(TASK REQUIREMENTS)
Determine how many lines of the material hold the string "name" and reply with only that number.

(EXERCISE INPUT)

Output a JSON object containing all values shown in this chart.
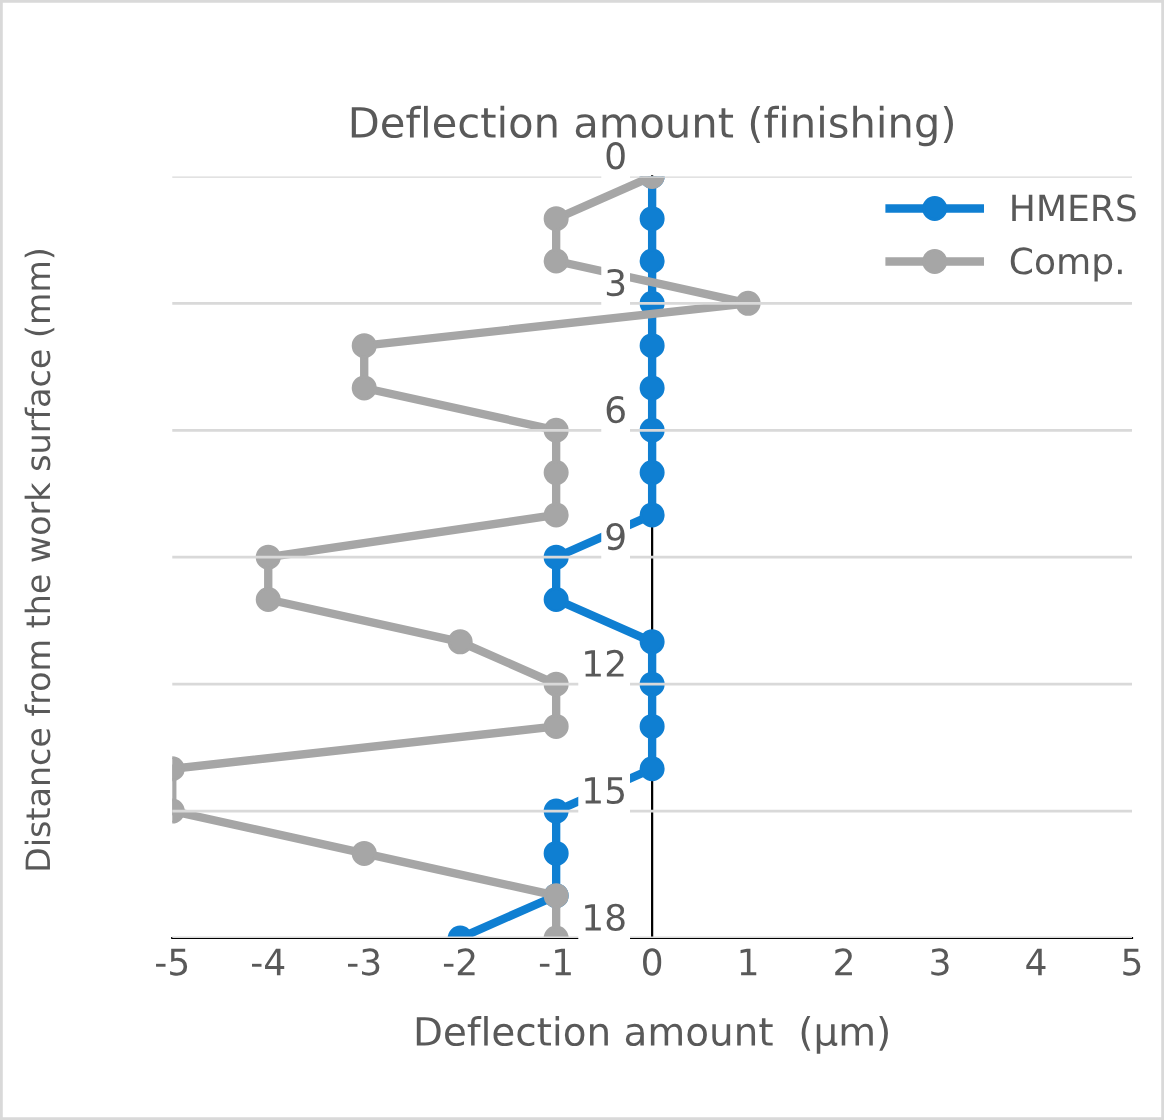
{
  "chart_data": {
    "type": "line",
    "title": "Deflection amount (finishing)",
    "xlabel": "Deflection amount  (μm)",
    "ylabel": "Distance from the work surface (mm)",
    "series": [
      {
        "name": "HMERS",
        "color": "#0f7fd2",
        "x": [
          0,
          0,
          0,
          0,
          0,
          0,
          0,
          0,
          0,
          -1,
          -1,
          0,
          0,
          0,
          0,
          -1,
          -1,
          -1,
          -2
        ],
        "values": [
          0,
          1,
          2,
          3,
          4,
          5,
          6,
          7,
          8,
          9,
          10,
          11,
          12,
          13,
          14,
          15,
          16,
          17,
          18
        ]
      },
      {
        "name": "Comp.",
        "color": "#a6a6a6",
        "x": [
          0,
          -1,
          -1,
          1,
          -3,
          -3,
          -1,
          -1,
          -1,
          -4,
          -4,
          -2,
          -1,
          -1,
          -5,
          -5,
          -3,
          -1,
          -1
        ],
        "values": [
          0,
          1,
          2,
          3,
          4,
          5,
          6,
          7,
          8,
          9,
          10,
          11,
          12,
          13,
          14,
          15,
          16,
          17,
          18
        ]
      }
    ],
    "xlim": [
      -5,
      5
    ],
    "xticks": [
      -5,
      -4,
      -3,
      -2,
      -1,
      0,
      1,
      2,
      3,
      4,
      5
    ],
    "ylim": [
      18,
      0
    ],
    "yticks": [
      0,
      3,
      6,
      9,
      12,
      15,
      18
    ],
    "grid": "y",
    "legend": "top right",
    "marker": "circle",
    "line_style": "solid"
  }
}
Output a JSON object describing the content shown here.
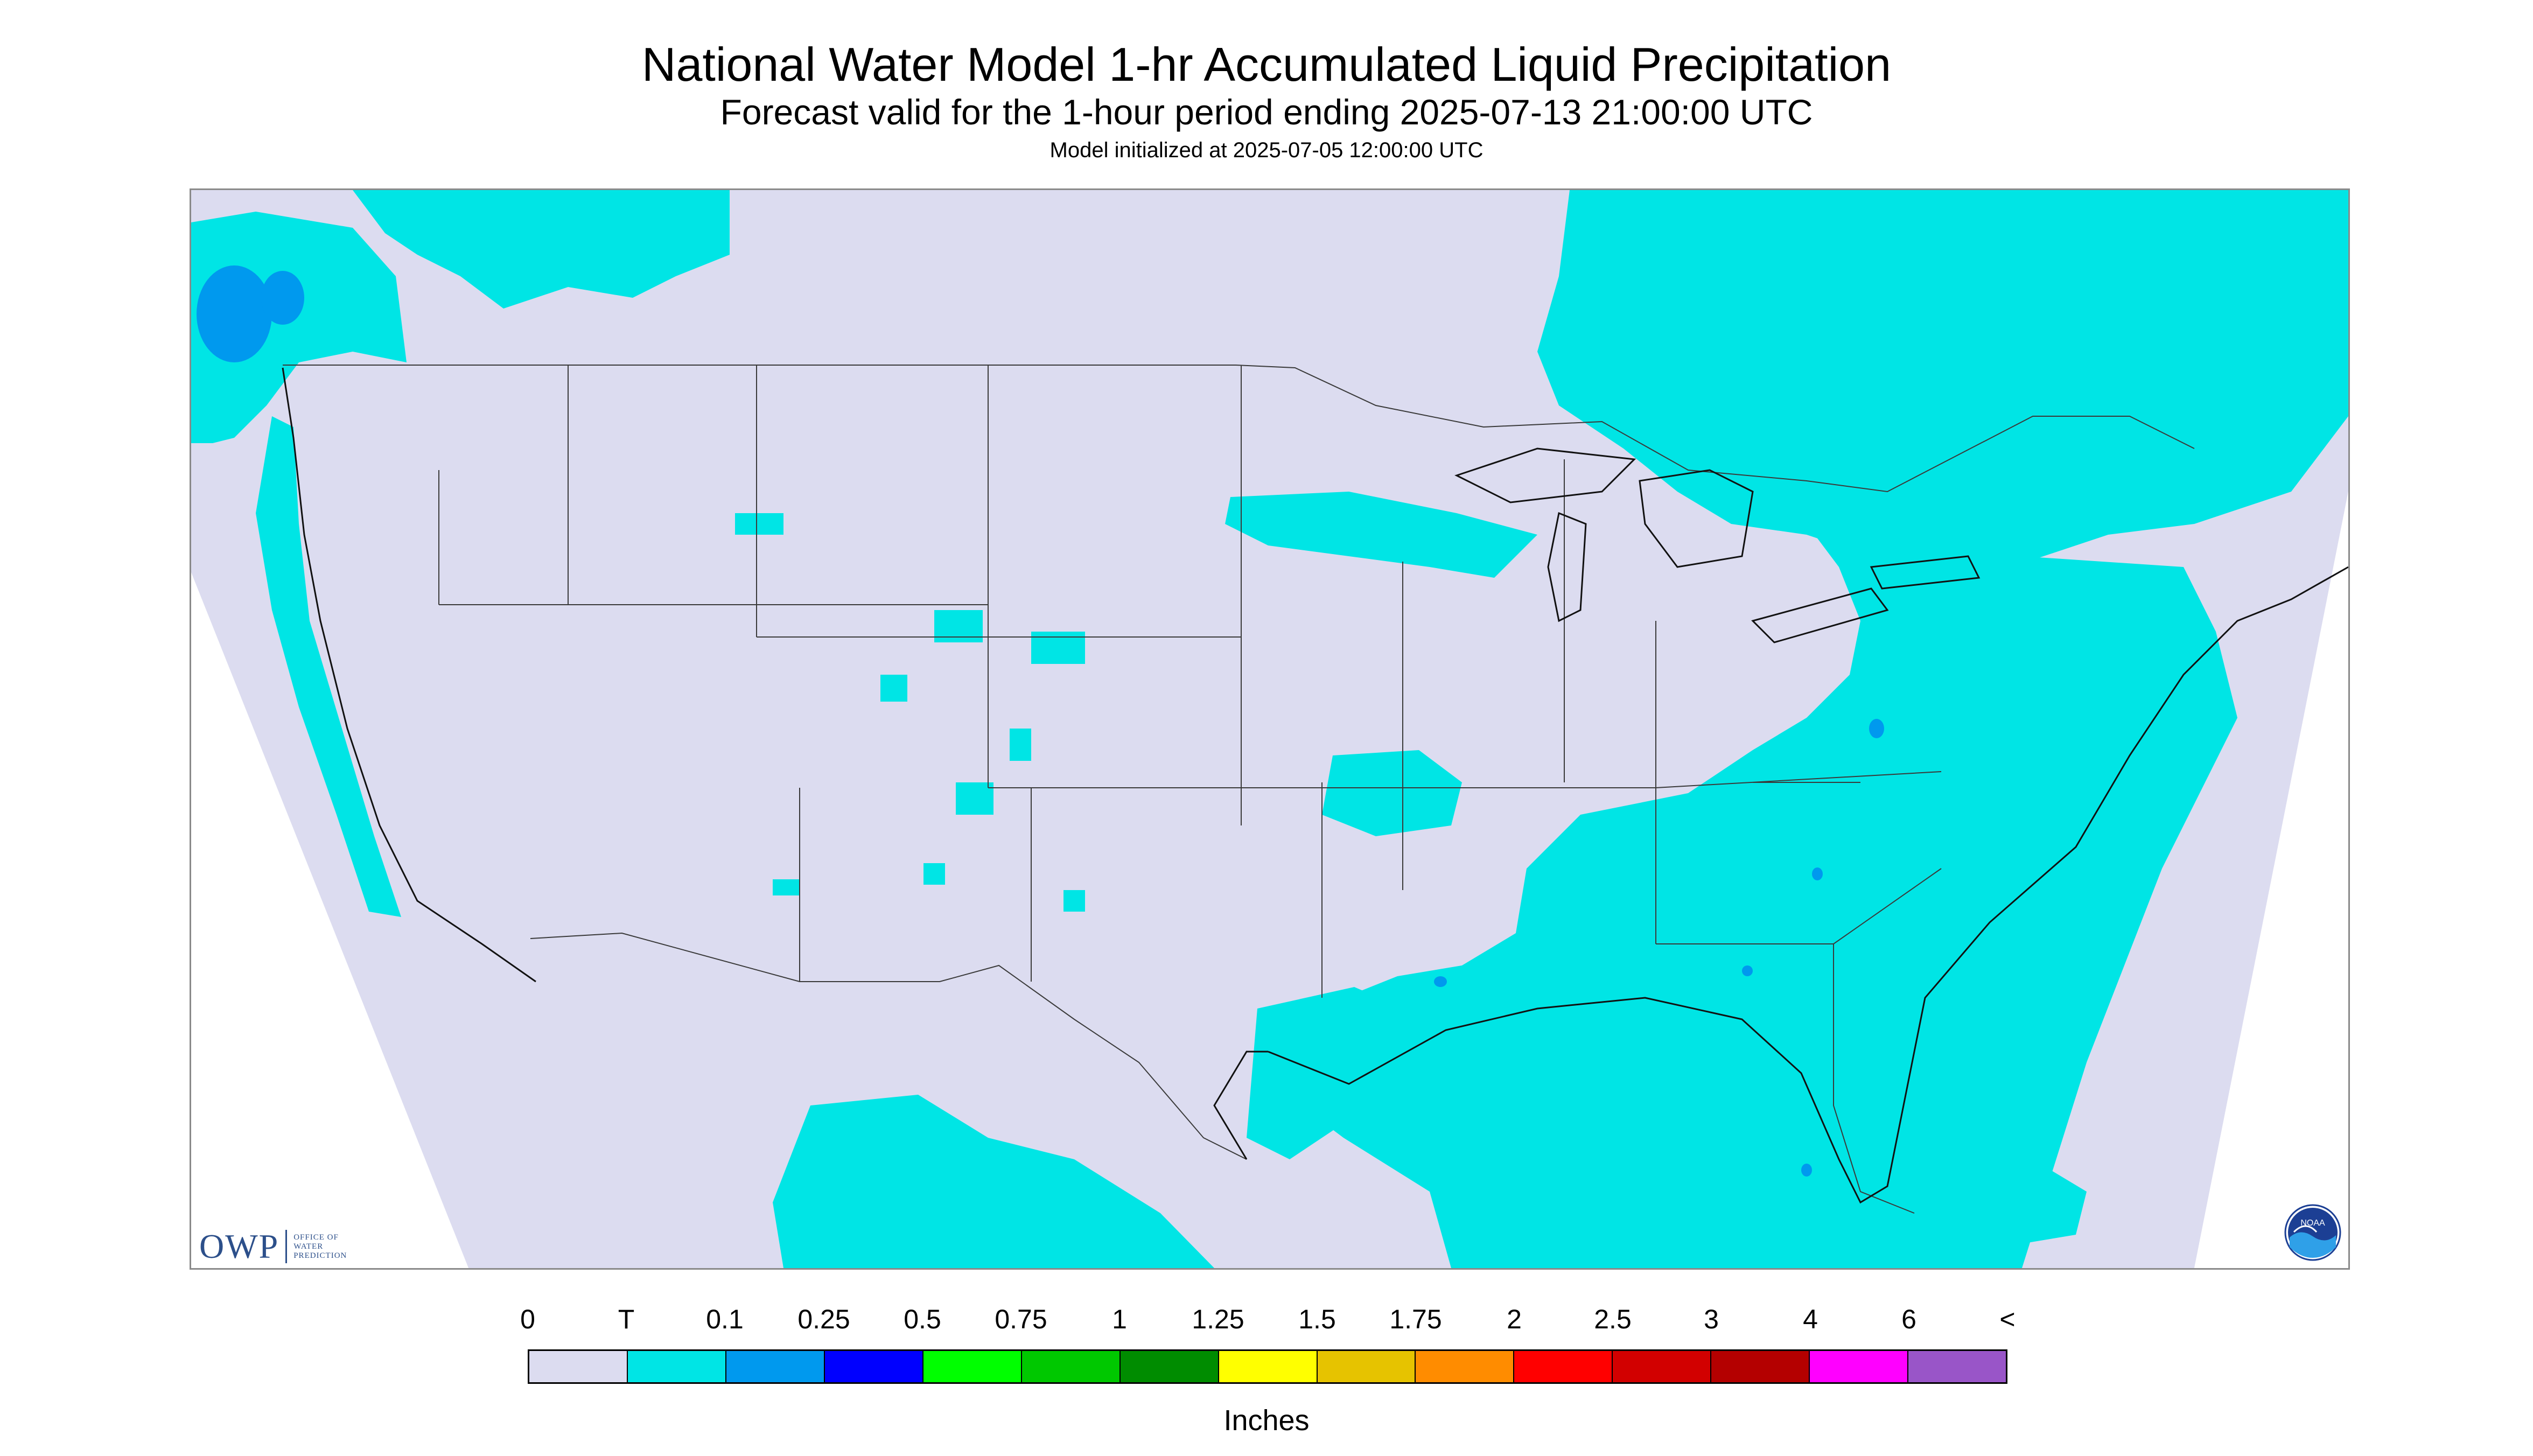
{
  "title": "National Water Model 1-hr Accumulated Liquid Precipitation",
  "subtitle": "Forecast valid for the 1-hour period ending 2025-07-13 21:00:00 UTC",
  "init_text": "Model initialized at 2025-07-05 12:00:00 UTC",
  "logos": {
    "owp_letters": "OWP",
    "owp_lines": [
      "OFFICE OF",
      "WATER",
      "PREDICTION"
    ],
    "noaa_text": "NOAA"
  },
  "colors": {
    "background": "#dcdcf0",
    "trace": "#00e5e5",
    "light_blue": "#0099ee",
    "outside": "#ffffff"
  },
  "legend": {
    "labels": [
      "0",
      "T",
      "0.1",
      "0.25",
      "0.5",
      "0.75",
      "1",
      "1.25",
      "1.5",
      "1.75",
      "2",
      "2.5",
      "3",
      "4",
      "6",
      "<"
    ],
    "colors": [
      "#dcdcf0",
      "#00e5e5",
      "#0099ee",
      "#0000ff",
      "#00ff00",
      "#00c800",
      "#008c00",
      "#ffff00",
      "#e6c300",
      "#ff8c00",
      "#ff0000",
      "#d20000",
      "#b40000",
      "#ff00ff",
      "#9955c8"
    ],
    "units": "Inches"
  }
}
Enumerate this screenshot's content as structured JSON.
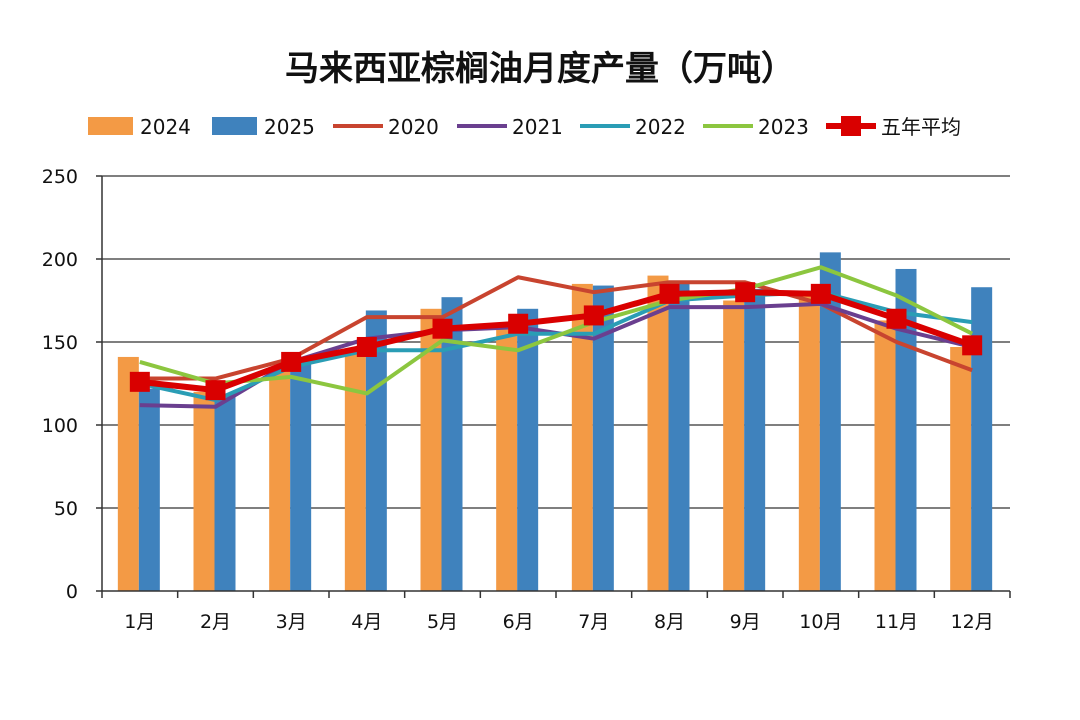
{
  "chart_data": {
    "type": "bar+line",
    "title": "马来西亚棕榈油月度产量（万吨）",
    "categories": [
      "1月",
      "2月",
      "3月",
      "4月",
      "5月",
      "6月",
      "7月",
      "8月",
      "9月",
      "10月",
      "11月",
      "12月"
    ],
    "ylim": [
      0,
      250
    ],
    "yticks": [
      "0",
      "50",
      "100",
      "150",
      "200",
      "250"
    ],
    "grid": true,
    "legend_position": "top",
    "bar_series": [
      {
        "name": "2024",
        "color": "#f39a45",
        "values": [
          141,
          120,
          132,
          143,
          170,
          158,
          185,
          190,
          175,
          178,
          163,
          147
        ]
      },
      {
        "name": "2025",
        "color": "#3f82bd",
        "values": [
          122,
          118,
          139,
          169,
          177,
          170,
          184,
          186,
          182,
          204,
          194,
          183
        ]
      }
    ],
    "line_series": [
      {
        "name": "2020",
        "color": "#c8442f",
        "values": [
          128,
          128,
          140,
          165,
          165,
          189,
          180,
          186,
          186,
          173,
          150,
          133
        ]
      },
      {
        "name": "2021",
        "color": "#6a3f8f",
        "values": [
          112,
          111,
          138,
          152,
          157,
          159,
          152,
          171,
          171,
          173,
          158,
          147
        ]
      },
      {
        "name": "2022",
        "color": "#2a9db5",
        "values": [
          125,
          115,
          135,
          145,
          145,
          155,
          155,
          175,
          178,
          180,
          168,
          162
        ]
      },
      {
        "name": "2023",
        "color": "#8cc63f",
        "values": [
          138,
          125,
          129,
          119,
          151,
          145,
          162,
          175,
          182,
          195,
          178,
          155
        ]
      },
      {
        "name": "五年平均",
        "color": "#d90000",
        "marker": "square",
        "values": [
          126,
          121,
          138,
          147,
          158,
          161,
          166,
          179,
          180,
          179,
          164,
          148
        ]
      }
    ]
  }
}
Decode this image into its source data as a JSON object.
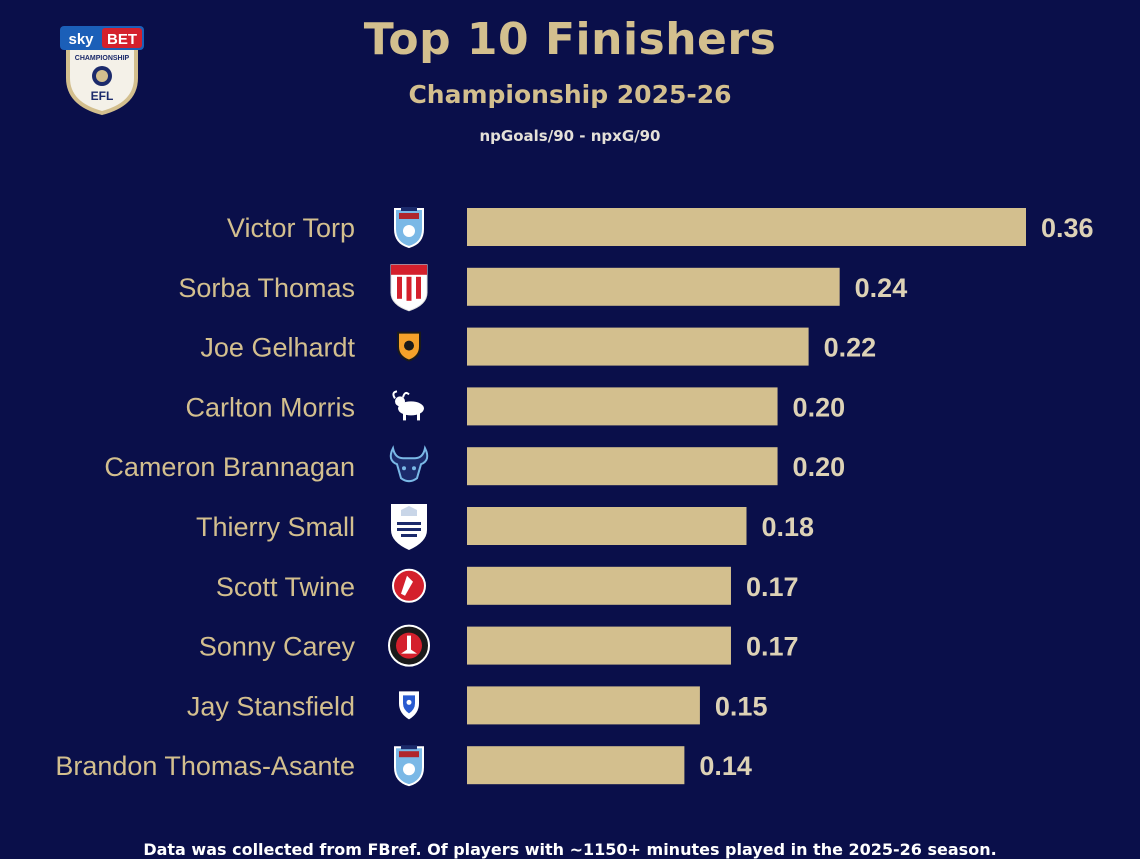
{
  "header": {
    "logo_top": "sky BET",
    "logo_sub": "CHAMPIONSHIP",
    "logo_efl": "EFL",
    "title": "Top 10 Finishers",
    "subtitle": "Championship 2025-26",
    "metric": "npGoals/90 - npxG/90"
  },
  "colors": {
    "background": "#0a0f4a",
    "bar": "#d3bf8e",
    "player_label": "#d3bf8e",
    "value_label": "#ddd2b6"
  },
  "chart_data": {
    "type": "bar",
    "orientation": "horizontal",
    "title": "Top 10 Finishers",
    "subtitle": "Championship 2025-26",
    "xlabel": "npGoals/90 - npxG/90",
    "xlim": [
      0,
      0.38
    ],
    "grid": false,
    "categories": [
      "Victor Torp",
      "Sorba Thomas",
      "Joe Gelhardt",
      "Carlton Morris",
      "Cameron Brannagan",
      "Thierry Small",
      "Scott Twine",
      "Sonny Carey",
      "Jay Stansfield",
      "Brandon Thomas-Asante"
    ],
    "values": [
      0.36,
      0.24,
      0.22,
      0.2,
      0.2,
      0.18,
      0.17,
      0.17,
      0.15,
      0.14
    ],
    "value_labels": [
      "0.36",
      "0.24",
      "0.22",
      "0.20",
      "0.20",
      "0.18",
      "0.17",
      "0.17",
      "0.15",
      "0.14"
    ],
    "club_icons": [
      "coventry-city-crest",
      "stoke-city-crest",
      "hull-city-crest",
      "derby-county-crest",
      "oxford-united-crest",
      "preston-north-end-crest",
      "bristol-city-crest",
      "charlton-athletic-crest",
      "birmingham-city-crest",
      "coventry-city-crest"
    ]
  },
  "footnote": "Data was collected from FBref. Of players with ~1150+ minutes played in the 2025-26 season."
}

(WRITTEN RESPONSE)
9